** Provided records **
* * *

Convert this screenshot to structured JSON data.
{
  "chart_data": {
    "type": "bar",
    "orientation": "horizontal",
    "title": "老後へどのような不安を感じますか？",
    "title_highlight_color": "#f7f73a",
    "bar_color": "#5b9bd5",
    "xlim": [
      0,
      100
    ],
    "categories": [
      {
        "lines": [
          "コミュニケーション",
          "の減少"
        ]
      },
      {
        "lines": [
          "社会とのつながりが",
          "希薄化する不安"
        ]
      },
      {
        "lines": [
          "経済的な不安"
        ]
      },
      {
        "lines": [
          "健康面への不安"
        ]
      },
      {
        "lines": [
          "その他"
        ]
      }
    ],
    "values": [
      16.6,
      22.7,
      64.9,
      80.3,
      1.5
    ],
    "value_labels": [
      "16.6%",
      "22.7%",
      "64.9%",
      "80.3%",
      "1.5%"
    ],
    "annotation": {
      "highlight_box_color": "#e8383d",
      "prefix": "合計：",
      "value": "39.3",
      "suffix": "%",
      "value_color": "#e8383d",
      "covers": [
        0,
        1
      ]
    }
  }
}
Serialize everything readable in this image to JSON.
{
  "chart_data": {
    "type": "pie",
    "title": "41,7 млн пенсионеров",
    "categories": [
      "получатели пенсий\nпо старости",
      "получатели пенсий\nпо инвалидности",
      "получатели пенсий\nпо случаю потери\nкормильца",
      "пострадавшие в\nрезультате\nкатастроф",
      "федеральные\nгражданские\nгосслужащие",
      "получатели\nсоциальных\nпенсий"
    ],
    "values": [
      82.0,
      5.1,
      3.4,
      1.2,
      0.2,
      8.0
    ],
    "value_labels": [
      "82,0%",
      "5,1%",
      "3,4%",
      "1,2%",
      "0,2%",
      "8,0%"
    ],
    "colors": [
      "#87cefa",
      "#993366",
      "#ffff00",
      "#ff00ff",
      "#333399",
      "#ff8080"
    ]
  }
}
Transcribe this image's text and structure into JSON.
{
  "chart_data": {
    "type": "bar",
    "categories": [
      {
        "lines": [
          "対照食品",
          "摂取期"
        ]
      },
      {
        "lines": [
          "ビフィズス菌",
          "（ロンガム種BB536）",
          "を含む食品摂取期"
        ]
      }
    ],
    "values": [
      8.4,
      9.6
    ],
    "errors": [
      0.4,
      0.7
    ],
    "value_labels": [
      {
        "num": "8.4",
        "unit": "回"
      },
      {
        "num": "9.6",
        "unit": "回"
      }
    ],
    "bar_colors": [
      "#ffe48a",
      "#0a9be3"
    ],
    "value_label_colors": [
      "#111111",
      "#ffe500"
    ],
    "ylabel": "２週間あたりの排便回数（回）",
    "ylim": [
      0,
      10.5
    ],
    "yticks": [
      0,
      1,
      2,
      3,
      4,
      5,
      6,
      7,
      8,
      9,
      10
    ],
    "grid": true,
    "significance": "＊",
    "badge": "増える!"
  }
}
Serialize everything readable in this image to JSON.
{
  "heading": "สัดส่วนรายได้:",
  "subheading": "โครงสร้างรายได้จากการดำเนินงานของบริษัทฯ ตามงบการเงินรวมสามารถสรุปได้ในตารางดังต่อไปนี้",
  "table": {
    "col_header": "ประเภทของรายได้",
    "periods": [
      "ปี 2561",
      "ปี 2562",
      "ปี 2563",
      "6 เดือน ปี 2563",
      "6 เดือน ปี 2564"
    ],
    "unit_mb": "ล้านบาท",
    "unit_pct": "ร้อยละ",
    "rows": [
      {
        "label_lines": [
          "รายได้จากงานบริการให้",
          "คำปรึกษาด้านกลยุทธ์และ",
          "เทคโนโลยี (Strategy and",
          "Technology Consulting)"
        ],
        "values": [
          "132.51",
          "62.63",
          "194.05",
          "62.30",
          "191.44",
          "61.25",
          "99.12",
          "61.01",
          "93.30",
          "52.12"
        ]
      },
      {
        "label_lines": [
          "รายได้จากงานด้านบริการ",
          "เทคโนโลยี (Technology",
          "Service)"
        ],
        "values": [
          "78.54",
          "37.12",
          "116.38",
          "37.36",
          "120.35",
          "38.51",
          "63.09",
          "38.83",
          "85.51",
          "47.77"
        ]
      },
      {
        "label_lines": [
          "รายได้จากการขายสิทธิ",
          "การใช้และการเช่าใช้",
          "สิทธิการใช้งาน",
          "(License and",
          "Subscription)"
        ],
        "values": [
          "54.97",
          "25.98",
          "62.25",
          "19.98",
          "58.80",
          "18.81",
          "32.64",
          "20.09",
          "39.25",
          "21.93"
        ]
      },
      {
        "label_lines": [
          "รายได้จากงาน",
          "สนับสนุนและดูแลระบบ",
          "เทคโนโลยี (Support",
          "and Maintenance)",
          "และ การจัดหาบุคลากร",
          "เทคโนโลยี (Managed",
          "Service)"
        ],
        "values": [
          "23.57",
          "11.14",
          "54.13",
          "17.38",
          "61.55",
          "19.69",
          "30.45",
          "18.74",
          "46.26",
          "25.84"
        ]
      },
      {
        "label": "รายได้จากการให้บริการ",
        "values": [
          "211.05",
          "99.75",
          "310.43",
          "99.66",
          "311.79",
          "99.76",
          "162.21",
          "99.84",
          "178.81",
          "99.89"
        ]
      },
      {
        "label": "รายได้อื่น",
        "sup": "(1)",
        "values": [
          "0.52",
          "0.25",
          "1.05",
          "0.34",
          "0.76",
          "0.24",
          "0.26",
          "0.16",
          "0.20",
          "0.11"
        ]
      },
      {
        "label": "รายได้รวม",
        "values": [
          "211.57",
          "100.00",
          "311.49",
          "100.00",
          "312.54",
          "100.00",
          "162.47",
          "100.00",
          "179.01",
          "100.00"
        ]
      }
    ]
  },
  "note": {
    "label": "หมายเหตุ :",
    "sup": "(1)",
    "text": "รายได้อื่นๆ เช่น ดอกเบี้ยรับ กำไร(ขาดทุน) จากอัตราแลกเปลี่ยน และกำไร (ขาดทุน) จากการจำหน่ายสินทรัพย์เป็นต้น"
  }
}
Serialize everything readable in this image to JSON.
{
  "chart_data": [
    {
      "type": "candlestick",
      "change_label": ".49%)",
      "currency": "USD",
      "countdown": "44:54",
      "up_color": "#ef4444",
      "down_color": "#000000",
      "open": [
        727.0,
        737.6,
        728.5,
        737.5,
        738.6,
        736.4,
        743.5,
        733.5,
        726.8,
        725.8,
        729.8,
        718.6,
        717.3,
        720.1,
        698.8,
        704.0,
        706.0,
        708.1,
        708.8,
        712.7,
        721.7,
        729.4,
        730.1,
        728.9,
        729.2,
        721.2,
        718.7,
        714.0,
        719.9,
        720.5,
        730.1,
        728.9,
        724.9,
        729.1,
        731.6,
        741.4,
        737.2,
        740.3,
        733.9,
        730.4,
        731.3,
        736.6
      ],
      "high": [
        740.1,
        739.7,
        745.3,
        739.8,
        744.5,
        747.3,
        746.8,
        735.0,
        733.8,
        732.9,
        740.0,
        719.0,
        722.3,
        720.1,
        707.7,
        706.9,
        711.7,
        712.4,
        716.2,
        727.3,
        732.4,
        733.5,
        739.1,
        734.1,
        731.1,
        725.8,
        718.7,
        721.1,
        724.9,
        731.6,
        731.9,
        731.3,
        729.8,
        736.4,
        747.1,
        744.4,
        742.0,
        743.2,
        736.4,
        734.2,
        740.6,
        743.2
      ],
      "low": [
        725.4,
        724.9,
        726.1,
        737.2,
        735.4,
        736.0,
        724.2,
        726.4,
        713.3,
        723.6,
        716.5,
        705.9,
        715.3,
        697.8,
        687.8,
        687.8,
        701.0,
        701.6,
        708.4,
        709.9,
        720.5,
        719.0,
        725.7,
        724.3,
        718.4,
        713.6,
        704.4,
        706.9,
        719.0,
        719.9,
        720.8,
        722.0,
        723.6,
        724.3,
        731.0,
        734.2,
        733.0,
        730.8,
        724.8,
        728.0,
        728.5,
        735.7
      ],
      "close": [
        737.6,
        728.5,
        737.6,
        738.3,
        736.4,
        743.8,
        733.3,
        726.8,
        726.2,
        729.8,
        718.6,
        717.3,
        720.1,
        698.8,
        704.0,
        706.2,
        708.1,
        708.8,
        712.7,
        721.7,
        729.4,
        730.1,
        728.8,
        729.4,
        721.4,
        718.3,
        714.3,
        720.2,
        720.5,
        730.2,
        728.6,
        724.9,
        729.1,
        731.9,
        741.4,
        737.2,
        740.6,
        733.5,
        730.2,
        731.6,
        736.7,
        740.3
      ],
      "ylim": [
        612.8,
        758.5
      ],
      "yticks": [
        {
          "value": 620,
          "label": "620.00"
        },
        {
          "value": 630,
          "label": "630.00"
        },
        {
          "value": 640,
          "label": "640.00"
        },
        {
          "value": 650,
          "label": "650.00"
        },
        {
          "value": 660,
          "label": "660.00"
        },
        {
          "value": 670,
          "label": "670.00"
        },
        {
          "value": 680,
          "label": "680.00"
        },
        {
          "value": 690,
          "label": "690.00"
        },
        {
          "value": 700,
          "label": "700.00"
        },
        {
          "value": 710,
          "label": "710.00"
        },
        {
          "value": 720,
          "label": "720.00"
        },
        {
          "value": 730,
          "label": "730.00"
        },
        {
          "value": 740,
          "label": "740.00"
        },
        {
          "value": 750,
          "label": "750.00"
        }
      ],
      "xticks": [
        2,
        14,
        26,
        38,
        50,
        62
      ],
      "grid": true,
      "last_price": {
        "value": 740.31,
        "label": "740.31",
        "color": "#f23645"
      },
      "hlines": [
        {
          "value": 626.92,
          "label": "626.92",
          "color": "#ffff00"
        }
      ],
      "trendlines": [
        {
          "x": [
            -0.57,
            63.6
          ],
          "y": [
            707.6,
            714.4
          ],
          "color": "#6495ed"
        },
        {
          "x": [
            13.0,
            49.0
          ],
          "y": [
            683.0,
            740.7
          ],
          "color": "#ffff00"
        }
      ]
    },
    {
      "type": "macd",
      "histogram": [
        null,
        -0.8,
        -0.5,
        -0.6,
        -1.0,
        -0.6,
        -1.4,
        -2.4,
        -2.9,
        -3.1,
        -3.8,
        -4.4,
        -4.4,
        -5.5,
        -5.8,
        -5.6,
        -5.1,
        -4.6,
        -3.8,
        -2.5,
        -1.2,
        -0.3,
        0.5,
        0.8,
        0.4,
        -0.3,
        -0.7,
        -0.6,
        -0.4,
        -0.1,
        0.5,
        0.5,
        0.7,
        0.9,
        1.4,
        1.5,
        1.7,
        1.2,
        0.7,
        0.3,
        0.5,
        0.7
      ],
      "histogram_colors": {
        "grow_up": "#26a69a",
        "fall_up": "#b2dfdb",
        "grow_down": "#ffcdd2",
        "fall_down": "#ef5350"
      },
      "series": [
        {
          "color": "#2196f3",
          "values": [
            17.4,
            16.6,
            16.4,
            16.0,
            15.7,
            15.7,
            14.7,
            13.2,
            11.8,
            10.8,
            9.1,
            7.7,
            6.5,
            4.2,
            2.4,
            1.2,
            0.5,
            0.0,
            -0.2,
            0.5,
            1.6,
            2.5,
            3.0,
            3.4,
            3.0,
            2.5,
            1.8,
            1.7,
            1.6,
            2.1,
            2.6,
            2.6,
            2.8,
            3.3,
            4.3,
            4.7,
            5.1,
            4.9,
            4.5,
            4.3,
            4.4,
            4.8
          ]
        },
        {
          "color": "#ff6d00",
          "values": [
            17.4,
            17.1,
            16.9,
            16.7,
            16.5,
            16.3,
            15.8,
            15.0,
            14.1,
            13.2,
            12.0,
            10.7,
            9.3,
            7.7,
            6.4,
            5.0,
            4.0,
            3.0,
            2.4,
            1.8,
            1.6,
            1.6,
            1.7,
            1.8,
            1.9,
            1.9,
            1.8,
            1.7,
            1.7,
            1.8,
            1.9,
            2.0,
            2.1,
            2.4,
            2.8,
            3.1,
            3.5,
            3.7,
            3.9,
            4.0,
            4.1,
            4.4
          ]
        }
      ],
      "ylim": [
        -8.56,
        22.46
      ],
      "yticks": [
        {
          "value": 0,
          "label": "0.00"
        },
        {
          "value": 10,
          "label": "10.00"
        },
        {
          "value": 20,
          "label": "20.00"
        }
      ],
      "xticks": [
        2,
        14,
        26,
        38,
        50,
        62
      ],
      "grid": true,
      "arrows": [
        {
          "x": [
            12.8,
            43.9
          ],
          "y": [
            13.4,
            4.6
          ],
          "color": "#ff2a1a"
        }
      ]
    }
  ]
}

* * *

Search the entries for the word "Technology" and copy every line that has it.

** Final result **
          "Technology Consulting)"
          "เทคโนโลยี (Technology",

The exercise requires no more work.